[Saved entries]

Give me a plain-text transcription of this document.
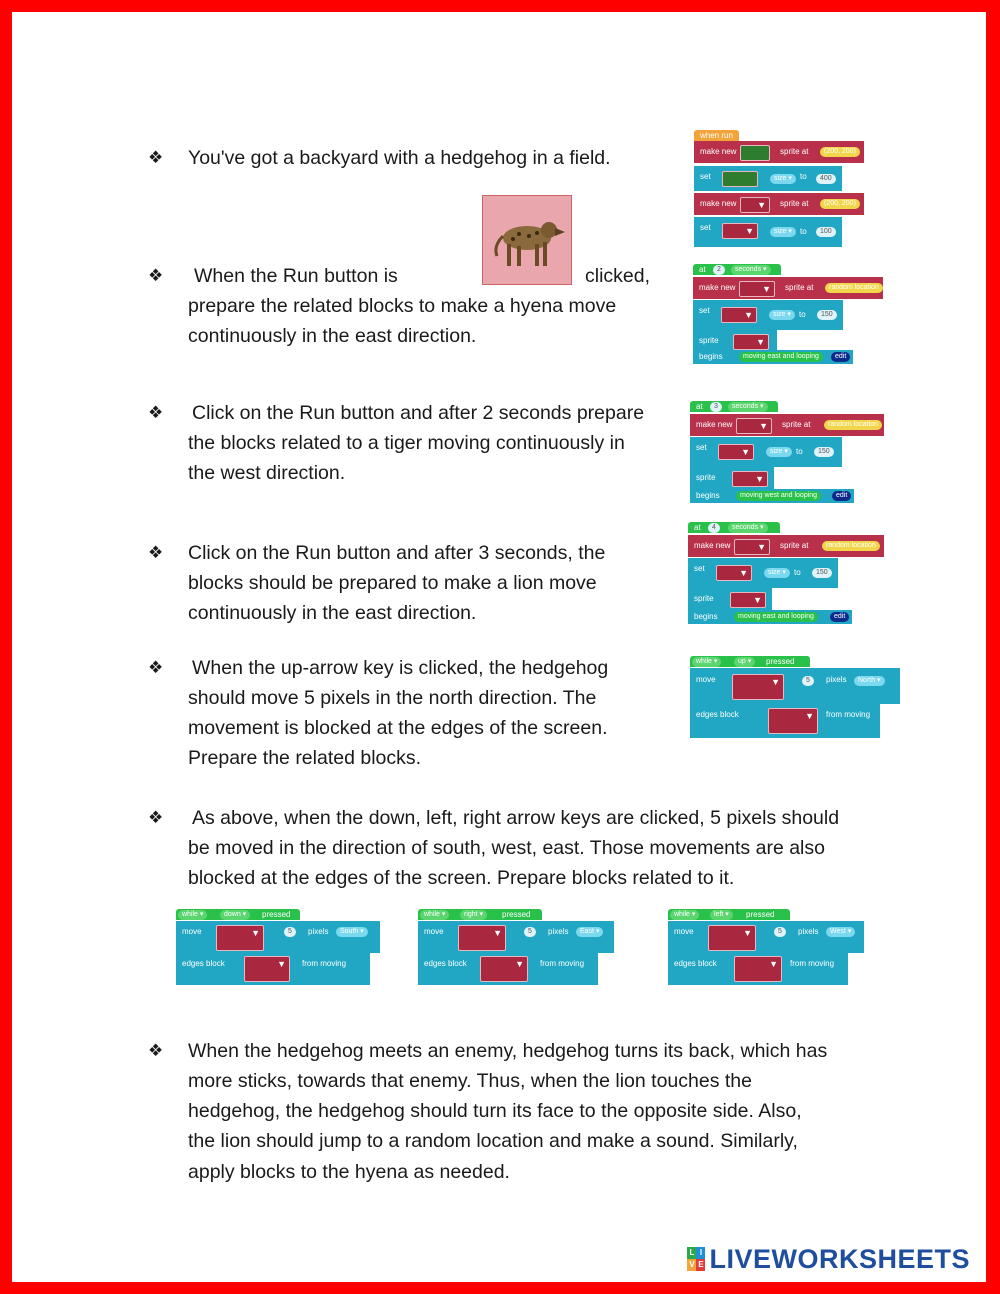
❖ You've got a backyard with a hedgehog in a field.
❖	When the Run button is	clicked,
prepare the related blocks to make a hyena move
continuously in the east direction.
❖ Click on the Run button and after 2 seconds prepare
the blocks related to a tiger moving continuously in
the west direction.
❖ Click on the Run button and after 3 seconds, the
blocks should be prepared to make a lion move
continuously in the east direction.
❖ When the up-arrow key is clicked, the hedgehog
should move 5 pixels in the north direction. The
movement is blocked at the edges of the screen.
Prepare the related blocks.
❖ As above, when the down, left, right arrow keys are clicked, 5 pixels should
be moved in the direction of south, west, east. Those movements are also
blocked at the edges of the screen. Prepare blocks related to it.
❖ When the hedgehog meets an enemy, hedgehog turns its back, which has
more sticks, towards that enemy. Thus, when the lion touches the
hedgehog, the hedgehog should turn its face to the opposite side. Also,
the lion should jump to a random location and make a sound. Similarly,
apply blocks to the hyena as needed.
when run
make new	sprite at	(200, 200)
set	size ▾	to	400
make new ▼	sprite at	(200, 200)
set ▼	size ▾	to	100
at	2	seconds ▾
make new ▼	sprite at	random location
set ▼	size ▾	to	150
sprite
▼
begins	moving east and looping	edit
at	3	seconds ▾
make new ▼	sprite at	random location
set ▼	size ▾	to	150
sprite
▼
begins	moving west and looping	edit
at	4	seconds ▾
make new ▼	sprite at	random location
set ▼	size ▾	to	150
sprite
▼
begins	moving east and looping	edit
while ▾	up ▾	pressed
move ▼	5	pixels	North ▾
edges block ▼	from moving
while ▾	down ▾	pressed
move ▼	5	pixels	South ▾
edges block ▼	from moving
while ▾	right ▾	pressed
move ▼	5	pixels	East ▾
edges block ▼	from moving
while ▾	left ▾	pressed
move ▼	5	pixels	West ▾
edges block ▼	from moving
L I
V E LIVEWORKSHEETS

### YOUR GOAL
Output the full set of records above without changing a word, and drop the images.

### TASK OUTPUT
Give me a plain-text transcription of this document.
❖ You've got a backyard with a hedgehog in a field.
❖	When the Run button is	clicked,
prepare the related blocks to make a hyena move
continuously in the east direction.
❖ Click on the Run button and after 2 seconds prepare
the blocks related to a tiger moving continuously in
the west direction.
❖ Click on the Run button and after 3 seconds, the
blocks should be prepared to make a lion move
continuously in the east direction.
❖ When the up-arrow key is clicked, the hedgehog
should move 5 pixels in the north direction. The
movement is blocked at the edges of the screen.
Prepare the related blocks.
❖ As above, when the down, left, right arrow keys are clicked, 5 pixels should
be moved in the direction of south, west, east. Those movements are also
blocked at the edges of the screen. Prepare blocks related to it.
❖ When the hedgehog meets an enemy, hedgehog turns its back, which has
more sticks, towards that enemy. Thus, when the lion touches the
hedgehog, the hedgehog should turn its face to the opposite side. Also,
the lion should jump to a random location and make a sound. Similarly,
apply blocks to the hyena as needed.
when run
make new	sprite at	(200, 200)
set	size ▾	to	400
make new ▼	sprite at	(200, 200)
set ▼	size ▾	to	100
at	2	seconds ▾
make new ▼	sprite at	random location
set ▼	size ▾	to	150
sprite
▼
begins	moving east and looping	edit
at	3	seconds ▾
make new ▼	sprite at	random location
set ▼	size ▾	to	150
sprite
▼
begins	moving west and looping	edit
at	4	seconds ▾
make new ▼	sprite at	random location
set ▼	size ▾	to	150
sprite
▼
begins	moving east and looping	edit
while ▾	up ▾	pressed
move ▼	5	pixels	North ▾
edges block ▼	from moving
while ▾	down ▾	pressed
move ▼	5	pixels	South ▾
edges block ▼	from moving
while ▾	right ▾	pressed
move ▼	5	pixels	East ▾
edges block ▼	from moving
while ▾	left ▾	pressed
move ▼	5	pixels	West ▾
edges block ▼	from moving
L I
V E LIVEWORKSHEETS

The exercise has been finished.